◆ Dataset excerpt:
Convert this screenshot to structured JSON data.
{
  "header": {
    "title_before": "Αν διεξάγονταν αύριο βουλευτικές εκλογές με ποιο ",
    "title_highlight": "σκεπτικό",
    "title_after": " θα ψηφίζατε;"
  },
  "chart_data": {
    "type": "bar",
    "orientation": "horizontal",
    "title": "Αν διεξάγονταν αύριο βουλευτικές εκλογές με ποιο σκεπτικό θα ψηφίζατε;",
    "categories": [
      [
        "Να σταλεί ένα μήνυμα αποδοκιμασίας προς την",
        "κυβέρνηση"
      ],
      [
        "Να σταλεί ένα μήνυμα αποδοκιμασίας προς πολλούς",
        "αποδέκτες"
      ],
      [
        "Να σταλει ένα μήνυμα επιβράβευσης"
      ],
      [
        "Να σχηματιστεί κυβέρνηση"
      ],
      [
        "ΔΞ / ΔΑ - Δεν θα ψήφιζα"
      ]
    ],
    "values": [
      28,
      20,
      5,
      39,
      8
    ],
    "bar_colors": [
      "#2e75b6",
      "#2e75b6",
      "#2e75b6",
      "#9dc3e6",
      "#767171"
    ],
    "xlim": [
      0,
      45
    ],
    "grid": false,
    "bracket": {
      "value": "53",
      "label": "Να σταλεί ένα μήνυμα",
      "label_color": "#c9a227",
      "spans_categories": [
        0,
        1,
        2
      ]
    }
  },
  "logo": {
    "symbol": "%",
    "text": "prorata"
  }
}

◆ What the exercise asks:
Output an exact copy of each record.

◆ Task answer:
Convert this screenshot to structured JSON data.
{
  "header": {
    "title_before": "Αν διεξάγονταν αύριο βουλευτικές εκλογές με ποιο ",
    "title_highlight": "σκεπτικό",
    "title_after": " θα ψηφίζατε;"
  },
  "chart_data": {
    "type": "bar",
    "orientation": "horizontal",
    "title": "Αν διεξάγονταν αύριο βουλευτικές εκλογές με ποιο σκεπτικό θα ψηφίζατε;",
    "categories": [
      [
        "Να σταλεί ένα μήνυμα αποδοκιμασίας προς την",
        "κυβέρνηση"
      ],
      [
        "Να σταλεί ένα μήνυμα αποδοκιμασίας προς πολλούς",
        "αποδέκτες"
      ],
      [
        "Να σταλει ένα μήνυμα επιβράβευσης"
      ],
      [
        "Να σχηματιστεί κυβέρνηση"
      ],
      [
        "ΔΞ / ΔΑ - Δεν θα ψήφιζα"
      ]
    ],
    "values": [
      28,
      20,
      5,
      39,
      8
    ],
    "bar_colors": [
      "#2e75b6",
      "#2e75b6",
      "#2e75b6",
      "#9dc3e6",
      "#767171"
    ],
    "xlim": [
      0,
      45
    ],
    "grid": false,
    "bracket": {
      "value": "53",
      "label": "Να σταλεί ένα μήνυμα",
      "label_color": "#c9a227",
      "spans_categories": [
        0,
        1,
        2
      ]
    }
  },
  "logo": {
    "symbol": "%",
    "text": "prorata"
  }
}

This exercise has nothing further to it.